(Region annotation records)
START

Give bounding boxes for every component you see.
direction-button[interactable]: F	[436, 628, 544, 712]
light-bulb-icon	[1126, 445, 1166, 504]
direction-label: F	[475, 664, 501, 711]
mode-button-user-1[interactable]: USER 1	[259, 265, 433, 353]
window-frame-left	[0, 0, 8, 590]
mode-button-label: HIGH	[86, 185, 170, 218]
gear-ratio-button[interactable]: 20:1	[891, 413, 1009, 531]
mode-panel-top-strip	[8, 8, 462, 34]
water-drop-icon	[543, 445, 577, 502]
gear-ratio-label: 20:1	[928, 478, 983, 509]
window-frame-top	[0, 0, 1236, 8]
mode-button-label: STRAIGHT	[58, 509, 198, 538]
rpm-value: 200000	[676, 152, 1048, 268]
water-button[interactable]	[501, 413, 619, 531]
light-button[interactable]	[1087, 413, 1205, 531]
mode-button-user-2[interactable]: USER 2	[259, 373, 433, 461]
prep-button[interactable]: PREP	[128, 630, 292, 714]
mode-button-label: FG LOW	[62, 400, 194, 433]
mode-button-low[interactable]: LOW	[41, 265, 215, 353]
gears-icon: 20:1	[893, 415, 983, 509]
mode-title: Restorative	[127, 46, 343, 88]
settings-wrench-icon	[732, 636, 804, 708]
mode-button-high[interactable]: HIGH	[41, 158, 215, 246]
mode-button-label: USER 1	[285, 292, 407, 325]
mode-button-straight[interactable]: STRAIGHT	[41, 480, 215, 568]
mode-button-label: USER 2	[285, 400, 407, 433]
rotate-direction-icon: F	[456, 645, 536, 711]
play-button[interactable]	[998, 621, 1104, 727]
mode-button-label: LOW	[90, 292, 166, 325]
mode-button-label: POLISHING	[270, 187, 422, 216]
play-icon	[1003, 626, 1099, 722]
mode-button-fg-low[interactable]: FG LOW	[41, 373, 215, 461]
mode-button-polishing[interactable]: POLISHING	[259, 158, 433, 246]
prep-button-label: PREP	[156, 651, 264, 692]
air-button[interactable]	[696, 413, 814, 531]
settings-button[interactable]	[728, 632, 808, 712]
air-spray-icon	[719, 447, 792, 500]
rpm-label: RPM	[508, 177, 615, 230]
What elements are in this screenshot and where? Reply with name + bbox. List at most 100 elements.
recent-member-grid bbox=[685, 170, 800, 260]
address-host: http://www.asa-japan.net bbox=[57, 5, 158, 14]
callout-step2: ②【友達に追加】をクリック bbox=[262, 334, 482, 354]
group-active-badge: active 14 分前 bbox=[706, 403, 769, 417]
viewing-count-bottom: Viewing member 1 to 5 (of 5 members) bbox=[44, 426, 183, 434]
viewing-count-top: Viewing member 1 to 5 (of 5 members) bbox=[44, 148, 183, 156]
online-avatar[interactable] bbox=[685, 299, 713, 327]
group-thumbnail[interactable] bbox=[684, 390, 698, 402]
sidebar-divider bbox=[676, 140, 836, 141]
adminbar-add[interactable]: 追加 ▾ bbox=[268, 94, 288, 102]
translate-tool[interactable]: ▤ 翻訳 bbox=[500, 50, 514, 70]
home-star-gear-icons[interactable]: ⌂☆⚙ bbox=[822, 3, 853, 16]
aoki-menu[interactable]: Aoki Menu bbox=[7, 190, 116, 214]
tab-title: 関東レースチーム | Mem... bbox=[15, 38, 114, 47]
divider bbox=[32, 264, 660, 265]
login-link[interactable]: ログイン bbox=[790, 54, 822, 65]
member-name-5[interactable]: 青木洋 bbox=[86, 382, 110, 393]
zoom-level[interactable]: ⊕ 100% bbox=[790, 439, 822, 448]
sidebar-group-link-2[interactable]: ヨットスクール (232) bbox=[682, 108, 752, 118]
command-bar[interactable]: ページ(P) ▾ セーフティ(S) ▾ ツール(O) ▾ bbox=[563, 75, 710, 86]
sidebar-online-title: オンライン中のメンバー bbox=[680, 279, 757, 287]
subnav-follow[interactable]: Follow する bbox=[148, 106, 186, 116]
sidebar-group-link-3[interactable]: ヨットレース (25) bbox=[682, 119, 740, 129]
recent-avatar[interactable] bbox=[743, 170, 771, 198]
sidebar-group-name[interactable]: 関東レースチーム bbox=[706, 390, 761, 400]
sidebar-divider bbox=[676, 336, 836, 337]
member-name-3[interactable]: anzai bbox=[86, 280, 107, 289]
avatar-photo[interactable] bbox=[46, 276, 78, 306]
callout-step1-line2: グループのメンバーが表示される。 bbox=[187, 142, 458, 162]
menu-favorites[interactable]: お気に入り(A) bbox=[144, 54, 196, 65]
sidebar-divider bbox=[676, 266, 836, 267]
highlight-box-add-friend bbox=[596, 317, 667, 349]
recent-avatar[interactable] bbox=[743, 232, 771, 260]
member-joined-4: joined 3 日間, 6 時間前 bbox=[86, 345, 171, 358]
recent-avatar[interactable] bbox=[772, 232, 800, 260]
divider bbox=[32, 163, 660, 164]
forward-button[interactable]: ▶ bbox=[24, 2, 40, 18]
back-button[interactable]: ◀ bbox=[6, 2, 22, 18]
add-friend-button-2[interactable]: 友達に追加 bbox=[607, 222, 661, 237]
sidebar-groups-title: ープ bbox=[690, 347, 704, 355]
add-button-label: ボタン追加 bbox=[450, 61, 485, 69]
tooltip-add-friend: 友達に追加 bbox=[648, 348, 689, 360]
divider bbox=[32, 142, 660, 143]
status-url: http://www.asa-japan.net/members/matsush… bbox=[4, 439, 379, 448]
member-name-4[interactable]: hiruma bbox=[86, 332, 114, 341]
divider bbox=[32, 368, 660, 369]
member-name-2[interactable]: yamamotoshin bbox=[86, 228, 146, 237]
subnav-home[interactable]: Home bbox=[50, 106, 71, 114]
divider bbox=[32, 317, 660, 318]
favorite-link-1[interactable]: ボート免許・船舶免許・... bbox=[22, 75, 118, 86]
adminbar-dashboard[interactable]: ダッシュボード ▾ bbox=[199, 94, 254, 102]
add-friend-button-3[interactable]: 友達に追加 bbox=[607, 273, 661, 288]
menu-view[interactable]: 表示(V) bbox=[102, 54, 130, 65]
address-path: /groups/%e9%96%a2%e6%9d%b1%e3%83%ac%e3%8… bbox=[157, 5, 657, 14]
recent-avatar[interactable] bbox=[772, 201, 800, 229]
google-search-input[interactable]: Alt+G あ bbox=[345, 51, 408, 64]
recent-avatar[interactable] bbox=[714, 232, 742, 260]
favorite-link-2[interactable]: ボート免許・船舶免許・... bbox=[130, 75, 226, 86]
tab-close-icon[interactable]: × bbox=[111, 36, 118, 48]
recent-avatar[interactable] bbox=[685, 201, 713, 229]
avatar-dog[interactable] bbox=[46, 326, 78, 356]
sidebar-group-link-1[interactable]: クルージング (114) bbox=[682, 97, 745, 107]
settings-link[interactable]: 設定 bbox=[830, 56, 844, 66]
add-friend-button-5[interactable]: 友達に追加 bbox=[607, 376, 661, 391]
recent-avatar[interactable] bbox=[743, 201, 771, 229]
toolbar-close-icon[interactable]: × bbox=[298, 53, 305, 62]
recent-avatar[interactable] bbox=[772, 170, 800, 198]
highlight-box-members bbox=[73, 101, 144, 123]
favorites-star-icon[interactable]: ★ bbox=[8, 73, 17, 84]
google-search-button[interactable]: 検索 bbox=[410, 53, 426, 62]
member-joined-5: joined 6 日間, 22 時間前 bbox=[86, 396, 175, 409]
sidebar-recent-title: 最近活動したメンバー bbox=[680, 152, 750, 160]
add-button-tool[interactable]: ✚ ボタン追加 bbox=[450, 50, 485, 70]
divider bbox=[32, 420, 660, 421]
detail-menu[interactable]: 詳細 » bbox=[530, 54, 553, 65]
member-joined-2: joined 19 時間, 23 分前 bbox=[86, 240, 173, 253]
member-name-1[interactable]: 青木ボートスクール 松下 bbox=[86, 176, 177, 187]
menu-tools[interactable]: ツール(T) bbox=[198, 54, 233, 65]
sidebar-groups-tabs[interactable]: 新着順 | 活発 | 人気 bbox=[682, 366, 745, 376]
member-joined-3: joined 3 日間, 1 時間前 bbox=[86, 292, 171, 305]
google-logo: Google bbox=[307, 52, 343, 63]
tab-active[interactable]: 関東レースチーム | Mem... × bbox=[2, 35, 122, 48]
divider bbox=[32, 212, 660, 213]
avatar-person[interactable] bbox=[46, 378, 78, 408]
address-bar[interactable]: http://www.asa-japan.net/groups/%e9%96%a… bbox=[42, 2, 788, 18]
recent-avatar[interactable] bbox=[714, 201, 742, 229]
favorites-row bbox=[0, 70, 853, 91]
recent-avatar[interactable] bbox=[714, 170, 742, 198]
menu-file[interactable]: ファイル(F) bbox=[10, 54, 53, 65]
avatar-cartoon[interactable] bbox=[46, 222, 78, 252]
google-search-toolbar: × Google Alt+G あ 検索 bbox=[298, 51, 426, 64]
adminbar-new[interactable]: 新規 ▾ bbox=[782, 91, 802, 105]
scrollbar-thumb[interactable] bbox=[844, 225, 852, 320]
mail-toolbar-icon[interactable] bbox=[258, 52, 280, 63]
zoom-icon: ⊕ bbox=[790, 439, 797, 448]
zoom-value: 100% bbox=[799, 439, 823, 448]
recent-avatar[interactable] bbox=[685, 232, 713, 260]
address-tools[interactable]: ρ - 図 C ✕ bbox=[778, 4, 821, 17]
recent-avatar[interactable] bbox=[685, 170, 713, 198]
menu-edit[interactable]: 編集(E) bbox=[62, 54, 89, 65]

END

### Short problem
Starting at the beginning of the records and ending at the line that contains "415, 983, 509]", rewrite those lines with "mode-button-label" changed to "mode-label" and everything else left the same.

### Full solution
Give bounding boxes for every component you see.
direction-button[interactable]: F	[436, 628, 544, 712]
light-bulb-icon	[1126, 445, 1166, 504]
direction-label: F	[475, 664, 501, 711]
mode-button-user-1[interactable]: USER 1	[259, 265, 433, 353]
window-frame-left	[0, 0, 8, 590]
mode-label: HIGH	[86, 185, 170, 218]
gear-ratio-button[interactable]: 20:1	[891, 413, 1009, 531]
mode-panel-top-strip	[8, 8, 462, 34]
water-drop-icon	[543, 445, 577, 502]
gear-ratio-label: 20:1	[928, 478, 983, 509]
window-frame-top	[0, 0, 1236, 8]
mode-label: STRAIGHT	[58, 509, 198, 538]
rpm-value: 200000	[676, 152, 1048, 268]
water-button[interactable]	[501, 413, 619, 531]
light-button[interactable]	[1087, 413, 1205, 531]
mode-button-user-2[interactable]: USER 2	[259, 373, 433, 461]
prep-button[interactable]: PREP	[128, 630, 292, 714]
mode-label: FG LOW	[62, 400, 194, 433]
mode-button-low[interactable]: LOW	[41, 265, 215, 353]
gears-icon: 20:1	[893, 415, 983, 509]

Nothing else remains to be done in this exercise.